* _Exercise aim_
Give every entry again, word for word and in full.

Collected data entries
**********
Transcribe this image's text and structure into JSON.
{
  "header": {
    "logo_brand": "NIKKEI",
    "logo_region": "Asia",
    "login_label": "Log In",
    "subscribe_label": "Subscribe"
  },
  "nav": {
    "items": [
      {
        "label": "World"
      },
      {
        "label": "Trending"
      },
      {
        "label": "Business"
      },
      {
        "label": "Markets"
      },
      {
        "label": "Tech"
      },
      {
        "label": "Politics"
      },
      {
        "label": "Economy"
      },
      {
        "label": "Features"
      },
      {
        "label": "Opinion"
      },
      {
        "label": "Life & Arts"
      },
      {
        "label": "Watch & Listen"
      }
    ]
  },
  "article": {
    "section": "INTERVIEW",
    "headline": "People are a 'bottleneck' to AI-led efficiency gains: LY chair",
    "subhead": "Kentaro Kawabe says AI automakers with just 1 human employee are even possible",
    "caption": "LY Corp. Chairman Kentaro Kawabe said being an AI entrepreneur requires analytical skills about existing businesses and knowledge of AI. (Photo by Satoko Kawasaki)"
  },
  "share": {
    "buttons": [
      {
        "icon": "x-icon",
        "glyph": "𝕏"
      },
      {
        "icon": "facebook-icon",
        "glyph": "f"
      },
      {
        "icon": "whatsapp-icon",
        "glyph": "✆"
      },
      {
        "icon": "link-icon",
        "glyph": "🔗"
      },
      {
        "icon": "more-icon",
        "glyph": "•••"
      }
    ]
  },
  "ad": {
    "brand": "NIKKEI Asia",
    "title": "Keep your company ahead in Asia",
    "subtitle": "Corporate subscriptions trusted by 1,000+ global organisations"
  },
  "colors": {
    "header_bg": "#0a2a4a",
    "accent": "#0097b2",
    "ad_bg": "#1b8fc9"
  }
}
**********
* _Exercise solution_
Transcribe this image's text and structure into JSON.
{
  "header": {
    "logo_brand": "NIKKEI",
    "logo_region": "Asia",
    "login_label": "Log In",
    "subscribe_label": "Subscribe"
  },
  "nav": {
    "items": [
      {
        "label": "World"
      },
      {
        "label": "Trending"
      },
      {
        "label": "Business"
      },
      {
        "label": "Markets"
      },
      {
        "label": "Tech"
      },
      {
        "label": "Politics"
      },
      {
        "label": "Economy"
      },
      {
        "label": "Features"
      },
      {
        "label": "Opinion"
      },
      {
        "label": "Life & Arts"
      },
      {
        "label": "Watch & Listen"
      }
    ]
  },
  "article": {
    "section": "INTERVIEW",
    "headline": "People are a 'bottleneck' to AI-led efficiency gains: LY chair",
    "subhead": "Kentaro Kawabe says AI automakers with just 1 human employee are even possible",
    "caption": "LY Corp. Chairman Kentaro Kawabe said being an AI entrepreneur requires analytical skills about existing businesses and knowledge of AI. (Photo by Satoko Kawasaki)"
  },
  "share": {
    "buttons": [
      {
        "icon": "x-icon",
        "glyph": "𝕏"
      },
      {
        "icon": "facebook-icon",
        "glyph": "f"
      },
      {
        "icon": "whatsapp-icon",
        "glyph": "✆"
      },
      {
        "icon": "link-icon",
        "glyph": "🔗"
      },
      {
        "icon": "more-icon",
        "glyph": "•••"
      }
    ]
  },
  "ad": {
    "brand": "NIKKEI Asia",
    "title": "Keep your company ahead in Asia",
    "subtitle": "Corporate subscriptions trusted by 1,000+ global organisations"
  },
  "colors": {
    "header_bg": "#0a2a4a",
    "accent": "#0097b2",
    "ad_bg": "#1b8fc9"
  }
}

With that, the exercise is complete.